**Instructions for the task:** Using the listing below, select the lines with the word "text" and copy them.
-- Start Given data --
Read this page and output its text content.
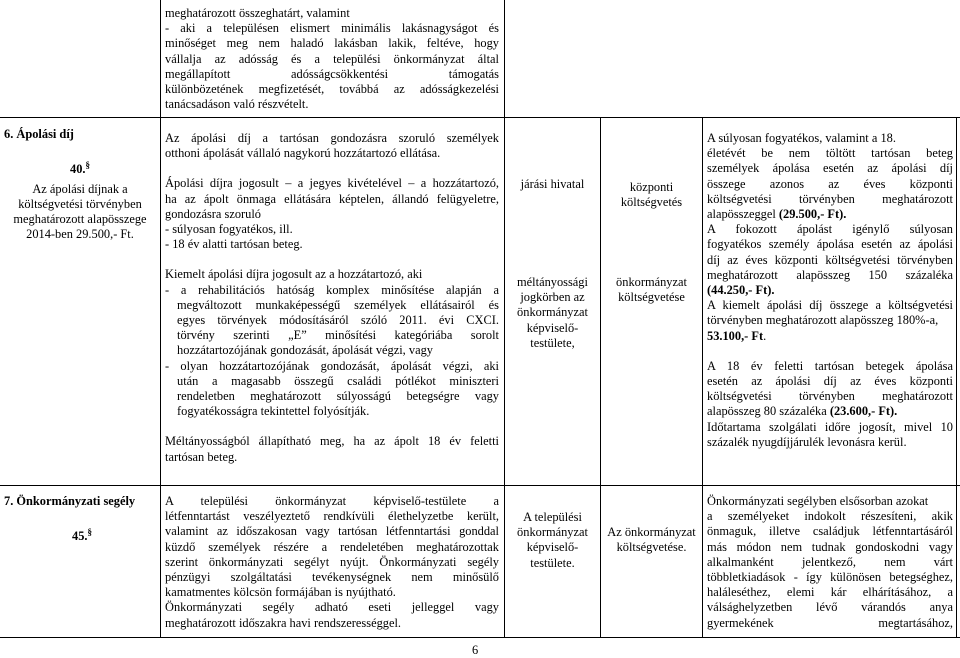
meghatározott összeghatárt, valamint
- aki a településen elismert minimális lakásnagyságot és
minőséget meg nem haladó lakásban lakik, feltéve, hogy
vállalja az adósság és a települési önkormányzat által
megállapított adósságcsökkentési támogatás
különbözetének megfizetését, továbbá az adósságkezelési
tanácsadáson való részvételt.
6. Ápolási díj
40.§
Az ápolási díjnak a
költségvetési törvényben
meghatározott alapösszege
2014-ben 29.500,- Ft.
Az ápolási díj a tartósan gondozásra szoruló személyek
otthoni ápolását vállaló nagykorú hozzátartozó ellátása.
Ápolási díjra jogosult – a jegyes kivételével – a hozzátartozó,
ha az ápolt önmaga ellátására képtelen, állandó felügyeletre,
gondozásra szoruló
- súlyosan fogyatékos, ill.
- 18 év alatti tartósan beteg.
Kiemelt ápolási díjra jogosult az a hozzátartozó, aki
- a rehabilitációs hatóság komplex minősítése alapján a
megváltozott munkaképességű személyek ellátásairól és
egyes törvények módosításáról szóló 2011. évi CXCI.
törvény szerinti „E” minősítési kategóriába sorolt
hozzátartozójának gondozását, ápolását végzi, vagy
- olyan hozzátartozójának gondozását, ápolását végzi, aki
után a magasabb összegű családi pótlékot miniszteri
rendeletben meghatározott súlyosságú betegségre vagy
fogyatékosságra tekintettel folyósítják.
Méltányosságból állapítható meg, ha az ápolt 18 év feletti
tartósan beteg.
járási hivatal
méltányossági
jogkörben az
önkormányzat
képviselő-
testülete,
központi
költségvetés
önkormányzat
költségvetése
A súlyosan fogyatékos, valamint a 18.
életévét be nem töltött tartósan beteg
személyek ápolása esetén az ápolási díj
összege azonos az éves központi
költségvetési törvényben meghatározott
alapösszeggel (29.500,- Ft).
A fokozott ápolást igénylő súlyosan
fogyatékos személy ápolása esetén az ápolási
díj az éves központi költségvetési törvényben
meghatározott alapösszeg 150 százaléka
(44.250,- Ft).
A kiemelt ápolási díj összege a költségvetési
törvényben meghatározott alapösszeg 180%-a,
53.100,- Ft.
A 18 év feletti tartósan betegek ápolása
esetén az ápolási díj az éves központi
költségvetési törvényben meghatározott
alapösszeg 80 százaléka (23.600,- Ft).
Időtartama szolgálati időre jogosít, mivel 10
százalék nyugdíjjárulék levonásra kerül.
7. Önkormányzati segély
45.§
A települési önkormányzat képviselő-testülete a
létfenntartást veszélyeztető rendkívüli élethelyzetbe került,
valamint az időszakosan vagy tartósan létfenntartási gonddal
küzdő személyek részére a rendeletében meghatározottak
szerint önkormányzati segélyt nyújt. Önkormányzati segély
pénzügyi szolgáltatási tevékenységnek nem minősülő
kamatmentes kölcsön formájában is nyújtható.
Önkormányzati segély adható eseti jelleggel vagy
meghatározott időszakra havi rendszerességgel.
A települési
önkormányzat
képviselő-
testülete.
Az önkormányzat
költségvetése.
Önkormányzati segélyben elsősorban azokat
a személyeket indokolt részesíteni, akik
önmaguk, illetve családjuk létfenntartásáról
más módon nem tudnak gondoskodni vagy
alkalmanként jelentkező, nem várt
többletkiadások - így különösen betegséghez,
haláleséthez, elemi kár elhárításához, a
válsághelyzetben lévő várandós anya
gyermekének megtartásához,
6
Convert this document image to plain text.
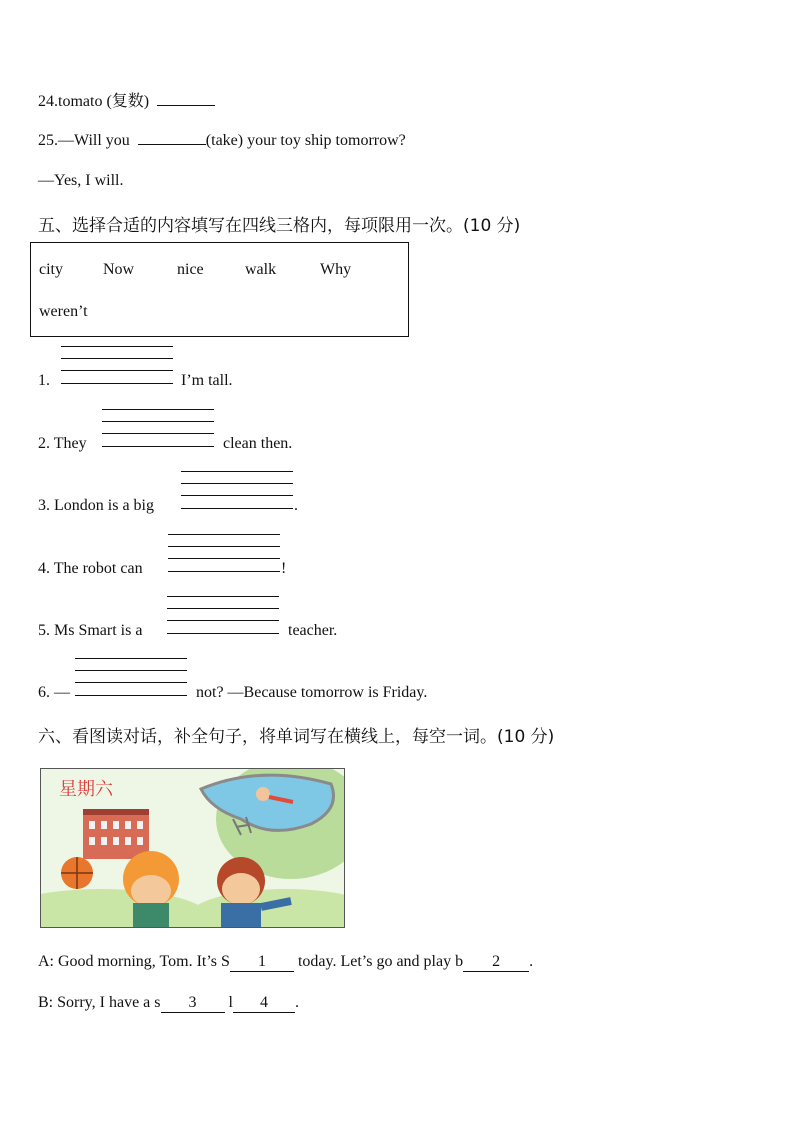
24.tomato (复数)
25.—Will you	(take) your toy ship tomorrow?
—Yes, I will.
五、选择合适的内容填写在四线三格内，每项限用一次。(10 分)
city	Now	nice	walk	Why
weren’t
1.	I’m tall.
2. They	clean then.
3. London is a big	.
4. The robot can	!
5. Ms Smart is a	teacher.
6. —	not? —Because tomorrow is Friday.
六、看图读对话，补全句子，将单词写在横线上，每空一词。(10 分)
星期六
A: Good morning, Tom. It’s S 1 today. Let’s go and play b 2 .
B: Sorry, I have a s 3 l 4 .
-- End Given data --
**Written solution:**
Read this page and output its text content.
Convert this document image to plain text.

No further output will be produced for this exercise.